Page pictures and their text
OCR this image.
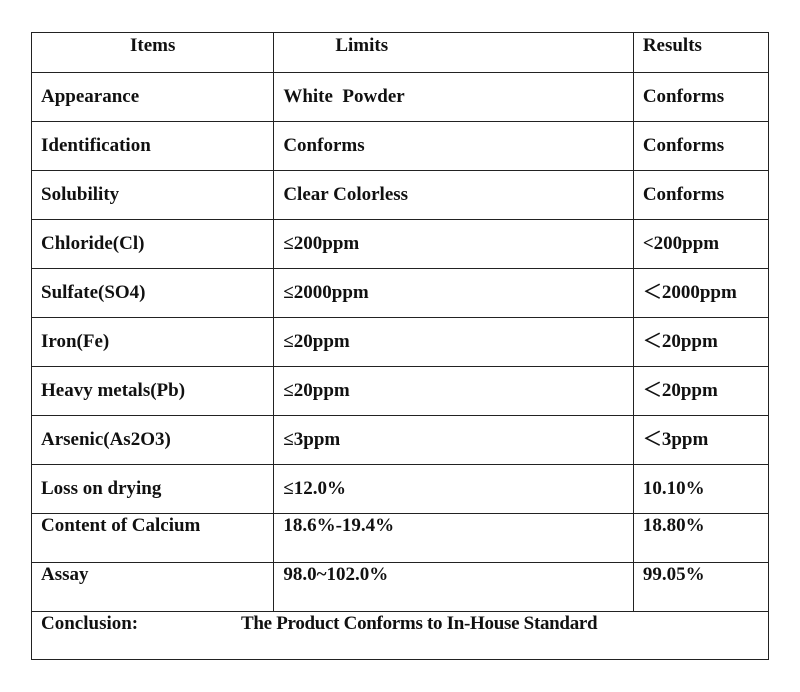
Items	Limits	Results
Appearance	White  Powder	Conforms
Identification	Conforms	Conforms
Solubility	Clear Colorless	Conforms
Chloride(Cl)	≤200ppm	<200ppm
Sulfate(SO4)	≤2000ppm	＜2000ppm
Iron(Fe)	≤20ppm	＜20ppm
Heavy metals(Pb)	≤20ppm	＜20ppm
Arsenic(As2O3)	≤3ppm	＜3ppm
Loss on drying	≤12.0%	10.10%
Content of Calcium	18.6%-19.4%	18.80%
Assay	98.0~102.0%	99.05%
Conclusion: The Product Conforms to In-House Standard		
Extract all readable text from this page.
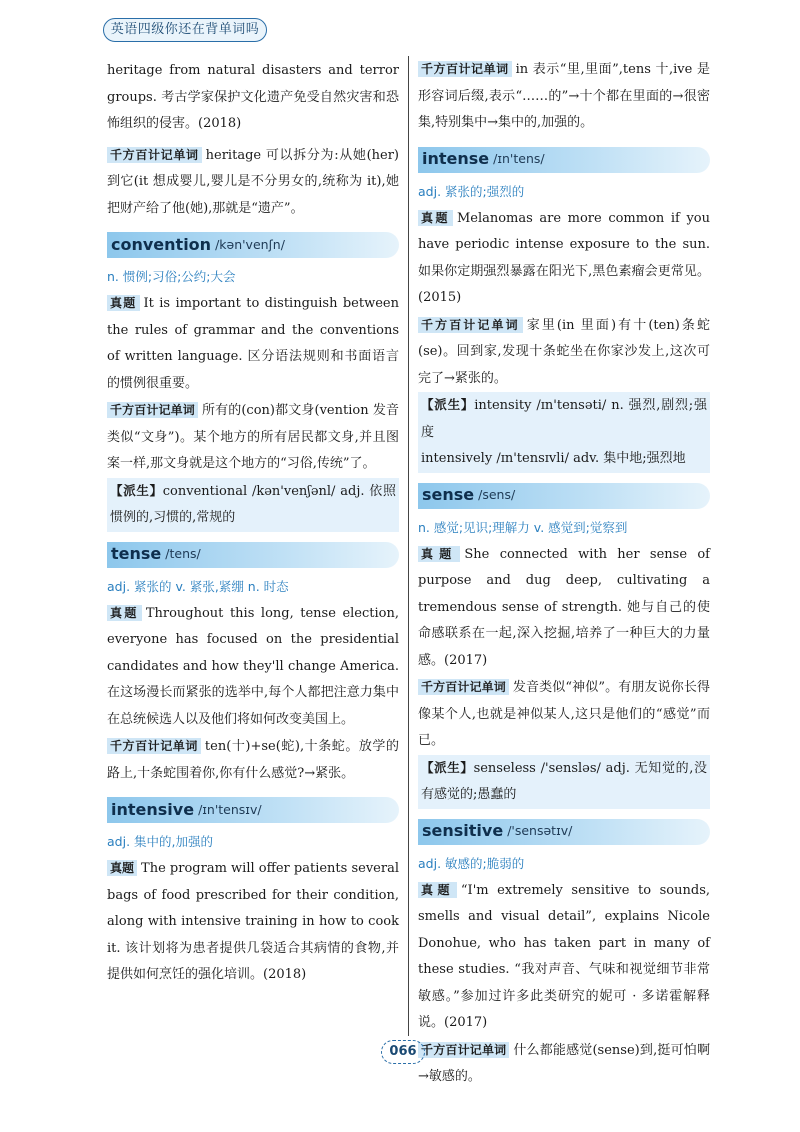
英语四级你还在背单词吗

heritage from natural disasters and terror groups. 考古学家保护文化遗产免受自然灾害和恐怖组织的侵害。(2018)

千方百计记单词 heritage 可以拆分为:从她(her)到它(it 想成婴儿,婴儿是不分男女的,统称为 it),她把财产给了他(她),那就是“遗产”。

convention /kən'venʃn/
n. 惯例;习俗;公约;大会

真题 It is important to distinguish between the rules of grammar and the conventions of written language. 区分语法规则和书面语言的惯例很重要。

千方百计记单词 所有的(con)都文身(vention 发音类似“文身”)。某个地方的所有居民都文身,并且图案一样,那文身就是这个地方的“习俗,传统”了。

【派生】conventional /kən'venʃənl/ adj. 依照惯例的,习惯的,常规的

tense /tens/
adj. 紧张的 v. 紧张,紧绷 n. 时态

真题 Throughout this long, tense election, everyone has focused on the presidential candidates and how they'll change America. 在这场漫长而紧张的选举中,每个人都把注意力集中在总统候选人以及他们将如何改变美国上。

千方百计记单词 ten(十)+se(蛇),十条蛇。放学的路上,十条蛇围着你,你有什么感觉?→紧张。

intensive /ɪn'tensɪv/
adj. 集中的,加强的

真题 The program will offer patients several bags of food prescribed for their condition, along with intensive training in how to cook it. 该计划将为患者提供几袋适合其病情的食物,并提供如何烹饪的强化培训。(2018)

千方百计记单词 in 表示“里,里面”,tens 十,ive 是形容词后缀,表示“……的”→十个都在里面的→很密集,特别集中→集中的,加强的。

intense /ɪn'tens/
adj. 紧张的;强烈的

真题 Melanomas are more common if you have periodic intense exposure to the sun. 如果你定期强烈暴露在阳光下,黑色素瘤会更常见。(2015)

千方百计记单词 家里(in 里面)有十(ten)条蛇(se)。回到家,发现十条蛇坐在你家沙发上,这次可完了→紧张的。

【派生】intensity /ɪn'tensəti/ n. 强烈,剧烈;强度

intensively /ɪn'tensɪvli/ adv. 集中地;强烈地

sense /sens/
n. 感觉;见识;理解力 v. 感觉到;觉察到

真题 She connected with her sense of purpose and dug deep, cultivating a tremendous sense of strength. 她与自己的使命感联系在一起,深入挖掘,培养了一种巨大的力量感。(2017)

千方百计记单词 发音类似“神似”。有朋友说你长得像某个人,也就是神似某人,这只是他们的“感觉”而已。

【派生】senseless /'sensləs/ adj. 无知觉的,没有感觉的;愚蠢的

sensitive /'sensətɪv/
adj. 敏感的;脆弱的

真题 “I'm extremely sensitive to sounds, smells and visual detail”, explains Nicole Donohue, who has taken part in many of these studies. “我对声音、气味和视觉细节非常敏感。”参加过许多此类研究的妮可 · 多诺霍解释说。(2017)

千方百计记单词 什么都能感觉(sense)到,挺可怕啊→敏感的。

066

• Description of the task:
Could you set down every entry above exactly as it stands, with no images?

• Response to this exercise:
OCR this image.
Items	Limits	Results
Appearance	White  Powder	Conforms
Identification	Conforms	Conforms
Solubility	Clear Colorless	Conforms
Chloride(Cl)	≤200ppm	<200ppm
Sulfate(SO4)	≤2000ppm	＜2000ppm
Iron(Fe)	≤20ppm	＜20ppm
Heavy metals(Pb)	≤20ppm	＜20ppm
Arsenic(As2O3)	≤3ppm	＜3ppm
Loss on drying	≤12.0%	10.10%
Content of Calcium	18.6%-19.4%	18.80%
Assay	98.0~102.0%	99.05%
Conclusion: The Product Conforms to In-House Standard		
Extract all readable text from this page.
英语四级你还在背单词吗

heritage from natural disasters and terror groups. 考古学家保护文化遗产免受自然灾害和恐怖组织的侵害。(2018)

千方百计记单词 heritage 可以拆分为:从她(her)到它(it 想成婴儿,婴儿是不分男女的,统称为 it),她把财产给了他(她),那就是“遗产”。

convention /kən'venʃn/
n. 惯例;习俗;公约;大会

真题 It is important to distinguish between the rules of grammar and the conventions of written language. 区分语法规则和书面语言的惯例很重要。

千方百计记单词 所有的(con)都文身(vention 发音类似“文身”)。某个地方的所有居民都文身,并且图案一样,那文身就是这个地方的“习俗,传统”了。

【派生】conventional /kən'venʃənl/ adj. 依照惯例的,习惯的,常规的

tense /tens/
adj. 紧张的 v. 紧张,紧绷 n. 时态

真题 Throughout this long, tense election, everyone has focused on the presidential candidates and how they'll change America. 在这场漫长而紧张的选举中,每个人都把注意力集中在总统候选人以及他们将如何改变美国上。

千方百计记单词 ten(十)+se(蛇),十条蛇。放学的路上,十条蛇围着你,你有什么感觉?→紧张。

intensive /ɪn'tensɪv/
adj. 集中的,加强的

真题 The program will offer patients several bags of food prescribed for their condition, along with intensive training in how to cook it. 该计划将为患者提供几袋适合其病情的食物,并提供如何烹饪的强化培训。(2018)

千方百计记单词 in 表示“里,里面”,tens 十,ive 是形容词后缀,表示“……的”→十个都在里面的→很密集,特别集中→集中的,加强的。

intense /ɪn'tens/
adj. 紧张的;强烈的

真题 Melanomas are more common if you have periodic intense exposure to the sun. 如果你定期强烈暴露在阳光下,黑色素瘤会更常见。(2015)

千方百计记单词 家里(in 里面)有十(ten)条蛇(se)。回到家,发现十条蛇坐在你家沙发上,这次可完了→紧张的。

【派生】intensity /ɪn'tensəti/ n. 强烈,剧烈;强度

intensively /ɪn'tensɪvli/ adv. 集中地;强烈地

sense /sens/
n. 感觉;见识;理解力 v. 感觉到;觉察到

真题 She connected with her sense of purpose and dug deep, cultivating a tremendous sense of strength. 她与自己的使命感联系在一起,深入挖掘,培养了一种巨大的力量感。(2017)

千方百计记单词 发音类似“神似”。有朋友说你长得像某个人,也就是神似某人,这只是他们的“感觉”而已。

【派生】senseless /'sensləs/ adj. 无知觉的,没有感觉的;愚蠢的

sensitive /'sensətɪv/
adj. 敏感的;脆弱的

真题 “I'm extremely sensitive to sounds, smells and visual detail”, explains Nicole Donohue, who has taken part in many of these studies. “我对声音、气味和视觉细节非常敏感。”参加过许多此类研究的妮可 · 多诺霍解释说。(2017)

千方百计记单词 什么都能感觉(sense)到,挺可怕啊→敏感的。

066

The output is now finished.